# [Exercise task]
Whenever a line below holds the word "关于推动广东网络游戏产业高质量发展的若干政策措施", copy that line.

# [Data items]
━━━━━━━━━━
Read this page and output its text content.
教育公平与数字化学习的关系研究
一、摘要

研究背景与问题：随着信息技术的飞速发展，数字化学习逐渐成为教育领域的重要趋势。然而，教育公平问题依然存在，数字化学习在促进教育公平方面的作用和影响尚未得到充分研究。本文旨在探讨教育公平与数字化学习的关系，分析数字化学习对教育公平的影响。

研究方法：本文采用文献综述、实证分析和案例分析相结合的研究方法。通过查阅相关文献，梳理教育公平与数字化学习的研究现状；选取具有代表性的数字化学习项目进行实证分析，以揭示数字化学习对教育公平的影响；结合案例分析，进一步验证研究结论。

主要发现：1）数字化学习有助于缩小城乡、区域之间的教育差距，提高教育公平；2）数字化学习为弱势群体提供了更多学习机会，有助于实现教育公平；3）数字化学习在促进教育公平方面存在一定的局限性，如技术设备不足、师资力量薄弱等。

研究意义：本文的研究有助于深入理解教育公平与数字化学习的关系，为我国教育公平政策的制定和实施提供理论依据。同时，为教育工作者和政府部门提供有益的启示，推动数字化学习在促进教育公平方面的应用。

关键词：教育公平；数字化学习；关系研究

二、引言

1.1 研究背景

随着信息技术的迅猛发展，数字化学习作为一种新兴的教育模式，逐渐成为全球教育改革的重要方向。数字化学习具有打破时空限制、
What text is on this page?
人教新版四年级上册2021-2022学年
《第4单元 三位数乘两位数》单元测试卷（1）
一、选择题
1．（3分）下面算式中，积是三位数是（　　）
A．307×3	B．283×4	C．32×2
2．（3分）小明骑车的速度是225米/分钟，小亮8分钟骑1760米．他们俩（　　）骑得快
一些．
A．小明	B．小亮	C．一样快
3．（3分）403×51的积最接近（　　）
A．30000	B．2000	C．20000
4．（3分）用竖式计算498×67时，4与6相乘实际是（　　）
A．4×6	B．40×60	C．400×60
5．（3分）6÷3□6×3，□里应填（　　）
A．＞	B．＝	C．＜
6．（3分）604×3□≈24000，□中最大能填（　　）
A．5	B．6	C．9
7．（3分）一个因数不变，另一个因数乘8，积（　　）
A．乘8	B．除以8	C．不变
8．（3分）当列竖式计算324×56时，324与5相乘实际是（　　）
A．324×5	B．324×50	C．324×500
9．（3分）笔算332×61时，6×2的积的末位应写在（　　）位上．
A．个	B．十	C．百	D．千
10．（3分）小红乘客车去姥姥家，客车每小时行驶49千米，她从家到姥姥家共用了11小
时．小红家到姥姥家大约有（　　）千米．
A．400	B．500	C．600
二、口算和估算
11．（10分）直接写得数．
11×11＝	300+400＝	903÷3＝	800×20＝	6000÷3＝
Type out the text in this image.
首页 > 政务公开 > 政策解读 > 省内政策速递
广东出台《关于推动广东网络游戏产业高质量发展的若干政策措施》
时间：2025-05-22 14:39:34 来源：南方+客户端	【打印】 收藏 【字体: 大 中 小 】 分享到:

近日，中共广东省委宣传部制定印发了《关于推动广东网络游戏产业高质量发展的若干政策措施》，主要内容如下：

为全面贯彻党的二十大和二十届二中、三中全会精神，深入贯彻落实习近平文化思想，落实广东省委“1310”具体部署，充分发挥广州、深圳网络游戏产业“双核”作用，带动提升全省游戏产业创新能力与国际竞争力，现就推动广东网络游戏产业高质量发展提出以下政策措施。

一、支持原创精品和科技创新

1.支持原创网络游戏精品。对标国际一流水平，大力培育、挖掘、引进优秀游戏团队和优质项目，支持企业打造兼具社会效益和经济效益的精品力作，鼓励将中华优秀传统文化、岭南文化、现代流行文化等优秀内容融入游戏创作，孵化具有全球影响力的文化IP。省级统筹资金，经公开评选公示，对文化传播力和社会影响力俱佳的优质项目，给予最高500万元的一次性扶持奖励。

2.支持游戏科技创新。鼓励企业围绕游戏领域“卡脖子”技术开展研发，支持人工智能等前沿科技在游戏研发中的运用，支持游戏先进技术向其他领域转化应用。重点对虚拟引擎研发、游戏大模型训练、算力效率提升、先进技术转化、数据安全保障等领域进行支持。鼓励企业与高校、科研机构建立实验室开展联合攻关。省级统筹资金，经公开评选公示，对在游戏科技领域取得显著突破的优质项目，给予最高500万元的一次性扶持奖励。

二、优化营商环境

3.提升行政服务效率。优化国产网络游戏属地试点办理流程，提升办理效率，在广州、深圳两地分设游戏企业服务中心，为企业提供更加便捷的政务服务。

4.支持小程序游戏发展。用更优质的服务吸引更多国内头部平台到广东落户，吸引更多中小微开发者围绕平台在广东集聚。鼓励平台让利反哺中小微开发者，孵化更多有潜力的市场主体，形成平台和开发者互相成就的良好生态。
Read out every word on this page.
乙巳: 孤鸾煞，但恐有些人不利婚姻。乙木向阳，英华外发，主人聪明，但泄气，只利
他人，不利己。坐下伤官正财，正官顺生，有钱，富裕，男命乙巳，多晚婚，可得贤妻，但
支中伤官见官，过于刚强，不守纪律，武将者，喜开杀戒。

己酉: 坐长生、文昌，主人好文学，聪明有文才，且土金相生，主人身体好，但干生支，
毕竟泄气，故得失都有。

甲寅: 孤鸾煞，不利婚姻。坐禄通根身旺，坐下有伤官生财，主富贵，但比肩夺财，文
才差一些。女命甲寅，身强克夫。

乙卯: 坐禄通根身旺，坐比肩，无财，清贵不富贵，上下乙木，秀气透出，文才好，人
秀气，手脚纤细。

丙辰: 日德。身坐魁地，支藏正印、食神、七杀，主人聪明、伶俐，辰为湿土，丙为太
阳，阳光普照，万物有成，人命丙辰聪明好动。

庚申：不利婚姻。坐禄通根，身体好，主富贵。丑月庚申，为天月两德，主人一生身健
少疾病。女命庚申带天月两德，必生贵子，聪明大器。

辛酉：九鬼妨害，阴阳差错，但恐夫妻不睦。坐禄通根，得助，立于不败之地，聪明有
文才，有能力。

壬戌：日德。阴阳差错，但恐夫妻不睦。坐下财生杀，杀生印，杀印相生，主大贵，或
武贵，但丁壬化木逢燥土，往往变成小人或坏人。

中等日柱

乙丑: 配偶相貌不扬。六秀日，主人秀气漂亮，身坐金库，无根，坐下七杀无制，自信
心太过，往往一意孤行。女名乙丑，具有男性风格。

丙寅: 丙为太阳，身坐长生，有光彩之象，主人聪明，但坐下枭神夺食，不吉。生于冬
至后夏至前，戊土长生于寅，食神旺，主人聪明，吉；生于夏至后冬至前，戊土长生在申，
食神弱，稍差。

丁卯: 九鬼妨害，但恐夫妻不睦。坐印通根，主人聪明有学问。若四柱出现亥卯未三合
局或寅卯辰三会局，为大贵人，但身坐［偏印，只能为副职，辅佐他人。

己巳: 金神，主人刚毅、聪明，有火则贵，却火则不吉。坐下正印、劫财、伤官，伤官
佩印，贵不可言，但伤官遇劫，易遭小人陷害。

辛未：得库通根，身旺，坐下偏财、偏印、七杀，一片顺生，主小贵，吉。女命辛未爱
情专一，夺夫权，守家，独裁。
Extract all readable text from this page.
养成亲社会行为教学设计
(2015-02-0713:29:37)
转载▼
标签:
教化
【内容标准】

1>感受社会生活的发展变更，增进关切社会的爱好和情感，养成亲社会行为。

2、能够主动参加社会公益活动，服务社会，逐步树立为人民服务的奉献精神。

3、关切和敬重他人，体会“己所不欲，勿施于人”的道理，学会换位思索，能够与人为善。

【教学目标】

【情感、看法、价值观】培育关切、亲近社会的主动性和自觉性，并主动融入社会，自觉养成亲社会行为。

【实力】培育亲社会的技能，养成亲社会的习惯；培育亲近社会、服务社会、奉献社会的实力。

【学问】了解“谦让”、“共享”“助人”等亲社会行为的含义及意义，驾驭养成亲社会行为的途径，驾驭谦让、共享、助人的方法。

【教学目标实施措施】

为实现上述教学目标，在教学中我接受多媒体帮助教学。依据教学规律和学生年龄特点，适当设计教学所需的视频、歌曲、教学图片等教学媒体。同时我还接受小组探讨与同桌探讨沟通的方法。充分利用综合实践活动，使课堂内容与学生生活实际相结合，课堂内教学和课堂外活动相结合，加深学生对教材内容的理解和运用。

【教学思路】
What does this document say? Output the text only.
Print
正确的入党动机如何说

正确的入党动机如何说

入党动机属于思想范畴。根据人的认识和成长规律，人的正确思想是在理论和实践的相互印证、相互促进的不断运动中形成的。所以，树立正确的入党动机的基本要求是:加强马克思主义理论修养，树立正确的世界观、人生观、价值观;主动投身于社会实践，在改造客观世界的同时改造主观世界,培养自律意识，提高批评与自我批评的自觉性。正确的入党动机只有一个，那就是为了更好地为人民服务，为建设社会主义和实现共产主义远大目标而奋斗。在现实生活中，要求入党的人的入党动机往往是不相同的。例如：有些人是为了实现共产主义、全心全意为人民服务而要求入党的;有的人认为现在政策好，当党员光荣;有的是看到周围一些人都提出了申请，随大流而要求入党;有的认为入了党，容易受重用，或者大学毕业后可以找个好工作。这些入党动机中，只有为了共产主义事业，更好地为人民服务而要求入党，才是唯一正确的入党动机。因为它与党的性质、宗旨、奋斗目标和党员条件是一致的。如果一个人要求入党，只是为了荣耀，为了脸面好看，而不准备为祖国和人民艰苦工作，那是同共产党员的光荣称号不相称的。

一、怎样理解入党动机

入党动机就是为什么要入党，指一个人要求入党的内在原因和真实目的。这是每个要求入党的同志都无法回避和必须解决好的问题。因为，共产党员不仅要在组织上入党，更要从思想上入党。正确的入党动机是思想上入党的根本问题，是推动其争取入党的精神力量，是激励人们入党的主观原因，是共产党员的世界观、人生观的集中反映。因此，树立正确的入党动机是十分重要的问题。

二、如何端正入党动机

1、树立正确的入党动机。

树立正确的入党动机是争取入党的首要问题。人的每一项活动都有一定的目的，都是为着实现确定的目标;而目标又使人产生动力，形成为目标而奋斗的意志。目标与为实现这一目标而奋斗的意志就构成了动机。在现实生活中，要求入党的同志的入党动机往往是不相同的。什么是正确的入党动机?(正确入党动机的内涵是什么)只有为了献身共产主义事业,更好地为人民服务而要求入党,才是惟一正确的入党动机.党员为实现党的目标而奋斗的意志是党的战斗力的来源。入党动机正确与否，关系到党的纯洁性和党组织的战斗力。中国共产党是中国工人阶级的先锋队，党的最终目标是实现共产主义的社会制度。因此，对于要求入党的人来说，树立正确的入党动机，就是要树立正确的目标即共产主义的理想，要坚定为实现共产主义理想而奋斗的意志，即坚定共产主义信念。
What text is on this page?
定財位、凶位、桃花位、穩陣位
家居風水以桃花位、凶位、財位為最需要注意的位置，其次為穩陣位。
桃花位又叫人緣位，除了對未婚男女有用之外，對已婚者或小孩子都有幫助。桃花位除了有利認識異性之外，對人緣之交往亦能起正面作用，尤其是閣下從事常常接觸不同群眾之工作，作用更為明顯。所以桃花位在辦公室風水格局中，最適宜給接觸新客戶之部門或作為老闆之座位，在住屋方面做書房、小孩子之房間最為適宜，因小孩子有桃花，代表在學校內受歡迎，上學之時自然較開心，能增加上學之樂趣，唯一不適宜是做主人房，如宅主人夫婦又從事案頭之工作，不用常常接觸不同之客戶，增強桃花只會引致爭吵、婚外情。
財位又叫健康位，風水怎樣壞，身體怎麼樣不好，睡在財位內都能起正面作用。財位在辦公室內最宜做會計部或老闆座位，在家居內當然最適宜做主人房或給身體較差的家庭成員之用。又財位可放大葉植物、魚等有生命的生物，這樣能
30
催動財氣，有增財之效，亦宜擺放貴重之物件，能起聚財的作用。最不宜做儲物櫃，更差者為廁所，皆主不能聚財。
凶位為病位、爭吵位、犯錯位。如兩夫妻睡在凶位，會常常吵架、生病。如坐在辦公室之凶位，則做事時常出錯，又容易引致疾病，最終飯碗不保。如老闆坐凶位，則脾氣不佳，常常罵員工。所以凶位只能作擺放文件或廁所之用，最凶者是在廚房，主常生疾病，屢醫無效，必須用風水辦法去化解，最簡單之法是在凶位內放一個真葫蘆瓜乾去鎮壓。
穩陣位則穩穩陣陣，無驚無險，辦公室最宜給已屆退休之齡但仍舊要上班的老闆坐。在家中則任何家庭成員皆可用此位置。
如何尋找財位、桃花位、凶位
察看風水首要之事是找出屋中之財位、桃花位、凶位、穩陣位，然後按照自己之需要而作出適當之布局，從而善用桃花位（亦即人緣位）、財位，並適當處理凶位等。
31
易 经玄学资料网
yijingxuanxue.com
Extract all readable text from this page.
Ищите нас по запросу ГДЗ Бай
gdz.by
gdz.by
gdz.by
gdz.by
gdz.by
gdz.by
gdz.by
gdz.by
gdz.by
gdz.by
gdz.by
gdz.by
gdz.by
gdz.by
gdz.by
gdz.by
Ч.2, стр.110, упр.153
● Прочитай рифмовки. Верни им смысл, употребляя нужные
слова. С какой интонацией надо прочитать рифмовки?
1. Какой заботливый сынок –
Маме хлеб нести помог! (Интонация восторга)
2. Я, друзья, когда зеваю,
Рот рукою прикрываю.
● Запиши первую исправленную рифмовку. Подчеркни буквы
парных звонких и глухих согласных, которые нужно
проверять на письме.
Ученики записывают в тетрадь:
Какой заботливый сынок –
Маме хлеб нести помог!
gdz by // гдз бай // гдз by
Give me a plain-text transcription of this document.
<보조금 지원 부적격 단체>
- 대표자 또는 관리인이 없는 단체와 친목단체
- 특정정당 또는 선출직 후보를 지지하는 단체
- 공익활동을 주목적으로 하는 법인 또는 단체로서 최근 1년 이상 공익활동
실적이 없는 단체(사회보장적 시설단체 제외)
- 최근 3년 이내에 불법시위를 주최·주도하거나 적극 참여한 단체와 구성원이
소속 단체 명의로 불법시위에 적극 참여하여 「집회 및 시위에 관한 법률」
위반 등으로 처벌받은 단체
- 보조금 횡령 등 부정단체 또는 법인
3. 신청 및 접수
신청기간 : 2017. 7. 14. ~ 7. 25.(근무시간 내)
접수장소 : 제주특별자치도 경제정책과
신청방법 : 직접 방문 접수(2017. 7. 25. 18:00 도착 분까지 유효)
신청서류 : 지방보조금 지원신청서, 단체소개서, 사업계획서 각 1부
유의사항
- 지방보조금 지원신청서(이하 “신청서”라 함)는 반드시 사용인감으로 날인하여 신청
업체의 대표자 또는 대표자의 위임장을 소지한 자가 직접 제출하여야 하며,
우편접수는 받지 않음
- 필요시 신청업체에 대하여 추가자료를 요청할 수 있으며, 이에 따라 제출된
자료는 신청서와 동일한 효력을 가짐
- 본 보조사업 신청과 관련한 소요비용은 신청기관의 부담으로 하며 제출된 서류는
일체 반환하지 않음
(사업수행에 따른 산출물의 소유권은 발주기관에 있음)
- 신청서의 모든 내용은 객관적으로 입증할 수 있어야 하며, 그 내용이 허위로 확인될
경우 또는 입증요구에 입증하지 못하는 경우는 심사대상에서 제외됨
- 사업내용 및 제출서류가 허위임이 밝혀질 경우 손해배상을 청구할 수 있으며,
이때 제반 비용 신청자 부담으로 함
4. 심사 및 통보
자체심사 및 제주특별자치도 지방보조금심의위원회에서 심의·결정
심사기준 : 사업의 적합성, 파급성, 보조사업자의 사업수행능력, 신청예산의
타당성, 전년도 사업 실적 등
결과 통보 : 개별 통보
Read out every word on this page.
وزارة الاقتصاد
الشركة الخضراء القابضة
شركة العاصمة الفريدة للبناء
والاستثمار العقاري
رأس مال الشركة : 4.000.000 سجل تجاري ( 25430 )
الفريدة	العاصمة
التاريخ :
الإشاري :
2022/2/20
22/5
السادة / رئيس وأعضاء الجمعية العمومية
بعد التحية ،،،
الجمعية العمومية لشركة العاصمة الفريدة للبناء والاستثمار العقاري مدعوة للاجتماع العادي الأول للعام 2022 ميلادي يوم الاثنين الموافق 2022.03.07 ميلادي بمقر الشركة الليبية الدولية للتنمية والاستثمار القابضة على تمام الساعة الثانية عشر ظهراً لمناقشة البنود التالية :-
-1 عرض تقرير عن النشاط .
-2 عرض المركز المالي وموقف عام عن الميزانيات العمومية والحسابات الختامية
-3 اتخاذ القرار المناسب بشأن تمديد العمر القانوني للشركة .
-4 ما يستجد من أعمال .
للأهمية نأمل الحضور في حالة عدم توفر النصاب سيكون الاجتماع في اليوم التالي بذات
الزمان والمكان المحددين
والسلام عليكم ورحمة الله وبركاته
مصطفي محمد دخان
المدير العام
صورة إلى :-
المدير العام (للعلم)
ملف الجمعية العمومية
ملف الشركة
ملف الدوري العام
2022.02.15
━━━━━━━━━━
# [Task response]
广东出台《关于推动广东网络游戏产业高质量发展的若干政策措施》
近日，中共广东省委宣传部制定印发了《关于推动广东网络游戏产业高质量发展的若干政策措施》，主要内容如下：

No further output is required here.